→ **Your goal**
Your task is to repeat all of the material exactly.

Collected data
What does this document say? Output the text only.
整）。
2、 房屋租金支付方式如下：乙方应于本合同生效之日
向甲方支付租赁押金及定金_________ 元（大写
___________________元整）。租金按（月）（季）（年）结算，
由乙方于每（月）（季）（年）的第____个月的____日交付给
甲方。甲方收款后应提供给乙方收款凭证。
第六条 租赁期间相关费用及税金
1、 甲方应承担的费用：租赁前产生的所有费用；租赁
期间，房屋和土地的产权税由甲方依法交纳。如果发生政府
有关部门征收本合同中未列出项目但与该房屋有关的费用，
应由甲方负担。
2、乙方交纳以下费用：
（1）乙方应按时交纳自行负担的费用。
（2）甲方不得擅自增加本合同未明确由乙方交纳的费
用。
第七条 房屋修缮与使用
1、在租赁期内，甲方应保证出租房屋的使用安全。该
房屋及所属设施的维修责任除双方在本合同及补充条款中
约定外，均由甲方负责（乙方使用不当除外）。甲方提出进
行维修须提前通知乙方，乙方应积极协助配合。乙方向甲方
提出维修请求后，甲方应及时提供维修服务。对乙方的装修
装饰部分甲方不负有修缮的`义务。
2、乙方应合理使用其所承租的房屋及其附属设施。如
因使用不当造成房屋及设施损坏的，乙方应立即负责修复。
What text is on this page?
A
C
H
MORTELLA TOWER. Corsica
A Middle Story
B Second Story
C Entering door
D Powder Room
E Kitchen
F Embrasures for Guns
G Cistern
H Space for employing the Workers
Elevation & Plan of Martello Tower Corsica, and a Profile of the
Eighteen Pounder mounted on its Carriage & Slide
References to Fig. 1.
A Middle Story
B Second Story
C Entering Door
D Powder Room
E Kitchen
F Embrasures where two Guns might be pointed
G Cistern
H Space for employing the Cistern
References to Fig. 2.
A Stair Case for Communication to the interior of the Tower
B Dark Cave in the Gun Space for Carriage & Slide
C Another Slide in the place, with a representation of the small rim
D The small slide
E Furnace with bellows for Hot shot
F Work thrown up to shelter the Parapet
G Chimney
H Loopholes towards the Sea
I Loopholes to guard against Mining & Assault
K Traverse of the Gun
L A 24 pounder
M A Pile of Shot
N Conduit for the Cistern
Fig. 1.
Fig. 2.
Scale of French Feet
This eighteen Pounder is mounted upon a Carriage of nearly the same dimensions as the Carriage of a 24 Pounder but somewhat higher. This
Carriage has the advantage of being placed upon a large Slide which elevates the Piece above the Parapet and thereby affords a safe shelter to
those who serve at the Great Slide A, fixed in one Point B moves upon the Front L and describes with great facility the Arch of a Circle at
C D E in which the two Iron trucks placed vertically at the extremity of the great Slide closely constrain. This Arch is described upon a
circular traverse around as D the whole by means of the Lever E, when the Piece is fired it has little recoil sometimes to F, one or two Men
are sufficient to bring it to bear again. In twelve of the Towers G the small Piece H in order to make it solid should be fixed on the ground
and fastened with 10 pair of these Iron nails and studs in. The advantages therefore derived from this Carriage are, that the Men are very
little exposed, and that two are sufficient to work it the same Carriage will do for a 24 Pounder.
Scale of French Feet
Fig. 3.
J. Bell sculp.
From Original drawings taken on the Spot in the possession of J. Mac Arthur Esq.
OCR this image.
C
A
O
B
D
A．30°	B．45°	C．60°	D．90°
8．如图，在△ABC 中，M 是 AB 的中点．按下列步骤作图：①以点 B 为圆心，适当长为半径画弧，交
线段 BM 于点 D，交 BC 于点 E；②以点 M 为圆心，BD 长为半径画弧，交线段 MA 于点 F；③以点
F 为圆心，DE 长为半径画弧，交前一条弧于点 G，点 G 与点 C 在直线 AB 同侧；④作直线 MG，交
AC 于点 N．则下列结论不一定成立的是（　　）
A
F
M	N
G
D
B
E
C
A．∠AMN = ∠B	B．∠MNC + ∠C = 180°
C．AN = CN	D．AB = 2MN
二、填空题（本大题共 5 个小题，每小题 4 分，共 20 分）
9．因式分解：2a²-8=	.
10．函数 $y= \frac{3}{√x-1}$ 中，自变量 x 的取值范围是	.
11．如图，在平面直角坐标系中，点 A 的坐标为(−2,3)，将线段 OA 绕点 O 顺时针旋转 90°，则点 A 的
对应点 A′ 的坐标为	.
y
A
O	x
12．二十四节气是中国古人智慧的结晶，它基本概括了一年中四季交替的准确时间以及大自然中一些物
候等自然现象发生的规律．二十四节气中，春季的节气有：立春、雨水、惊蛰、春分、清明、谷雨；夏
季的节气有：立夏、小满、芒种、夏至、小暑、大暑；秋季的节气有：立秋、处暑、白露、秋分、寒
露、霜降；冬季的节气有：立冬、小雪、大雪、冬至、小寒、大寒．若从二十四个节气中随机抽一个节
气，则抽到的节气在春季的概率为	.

→ **Response**
What does this document say? Output the text only.
整）。
2、 房屋租金支付方式如下：乙方应于本合同生效之日
向甲方支付租赁押金及定金_________ 元（大写
___________________元整）。租金按（月）（季）（年）结算，
由乙方于每（月）（季）（年）的第____个月的____日交付给
甲方。甲方收款后应提供给乙方收款凭证。
第六条 租赁期间相关费用及税金
1、 甲方应承担的费用：租赁前产生的所有费用；租赁
期间，房屋和土地的产权税由甲方依法交纳。如果发生政府
有关部门征收本合同中未列出项目但与该房屋有关的费用，
应由甲方负担。
2、乙方交纳以下费用：
（1）乙方应按时交纳自行负担的费用。
（2）甲方不得擅自增加本合同未明确由乙方交纳的费
用。
第七条 房屋修缮与使用
1、在租赁期内，甲方应保证出租房屋的使用安全。该
房屋及所属设施的维修责任除双方在本合同及补充条款中
约定外，均由甲方负责（乙方使用不当除外）。甲方提出进
行维修须提前通知乙方，乙方应积极协助配合。乙方向甲方
提出维修请求后，甲方应及时提供维修服务。对乙方的装修
装饰部分甲方不负有修缮的`义务。
2、乙方应合理使用其所承租的房屋及其附属设施。如
因使用不当造成房屋及设施损坏的，乙方应立即负责修复。
What text is on this page?
A
C
H
MORTELLA TOWER. Corsica
A Middle Story
B Second Story
C Entering door
D Powder Room
E Kitchen
F Embrasures for Guns
G Cistern
H Space for employing the Workers
Elevation & Plan of Martello Tower Corsica, and a Profile of the
Eighteen Pounder mounted on its Carriage & Slide
References to Fig. 1.
A Middle Story
B Second Story
C Entering Door
D Powder Room
E Kitchen
F Embrasures where two Guns might be pointed
G Cistern
H Space for employing the Cistern
References to Fig. 2.
A Stair Case for Communication to the interior of the Tower
B Dark Cave in the Gun Space for Carriage & Slide
C Another Slide in the place, with a representation of the small rim
D The small slide
E Furnace with bellows for Hot shot
F Work thrown up to shelter the Parapet
G Chimney
H Loopholes towards the Sea
I Loopholes to guard against Mining & Assault
K Traverse of the Gun
L A 24 pounder
M A Pile of Shot
N Conduit for the Cistern
Fig. 1.
Fig. 2.
Scale of French Feet
This eighteen Pounder is mounted upon a Carriage of nearly the same dimensions as the Carriage of a 24 Pounder but somewhat higher. This
Carriage has the advantage of being placed upon a large Slide which elevates the Piece above the Parapet and thereby affords a safe shelter to
those who serve at the Great Slide A, fixed in one Point B moves upon the Front L and describes with great facility the Arch of a Circle at
C D E in which the two Iron trucks placed vertically at the extremity of the great Slide closely constrain. This Arch is described upon a
circular traverse around as D the whole by means of the Lever E, when the Piece is fired it has little recoil sometimes to F, one or two Men
are sufficient to bring it to bear again. In twelve of the Towers G the small Piece H in order to make it solid should be fixed on the ground
and fastened with 10 pair of these Iron nails and studs in. The advantages therefore derived from this Carriage are, that the Men are very
little exposed, and that two are sufficient to work it the same Carriage will do for a 24 Pounder.
Scale of French Feet
Fig. 3.
J. Bell sculp.
From Original drawings taken on the Spot in the possession of J. Mac Arthur Esq.
OCR this image.
C
A
O
B
D
A．30°	B．45°	C．60°	D．90°
8．如图，在△ABC 中，M 是 AB 的中点．按下列步骤作图：①以点 B 为圆心，适当长为半径画弧，交
线段 BM 于点 D，交 BC 于点 E；②以点 M 为圆心，BD 长为半径画弧，交线段 MA 于点 F；③以点
F 为圆心，DE 长为半径画弧，交前一条弧于点 G，点 G 与点 C 在直线 AB 同侧；④作直线 MG，交
AC 于点 N．则下列结论不一定成立的是（　　）
A
F
M	N
G
D
B
E
C
A．∠AMN = ∠B	B．∠MNC + ∠C = 180°
C．AN = CN	D．AB = 2MN
二、填空题（本大题共 5 个小题，每小题 4 分，共 20 分）
9．因式分解：2a²-8=	.
10．函数 $y= \frac{3}{√x-1}$ 中，自变量 x 的取值范围是	.
11．如图，在平面直角坐标系中，点 A 的坐标为(−2,3)，将线段 OA 绕点 O 顺时针旋转 90°，则点 A 的
对应点 A′ 的坐标为	.
y
A
O	x
12．二十四节气是中国古人智慧的结晶，它基本概括了一年中四季交替的准确时间以及大自然中一些物
候等自然现象发生的规律．二十四节气中，春季的节气有：立春、雨水、惊蛰、春分、清明、谷雨；夏
季的节气有：立夏、小满、芒种、夏至、小暑、大暑；秋季的节气有：立秋、处暑、白露、秋分、寒
露、霜降；冬季的节气有：立冬、小雪、大雪、冬至、小寒、大寒．若从二十四个节气中随机抽一个节
气，则抽到的节气在春季的概率为	.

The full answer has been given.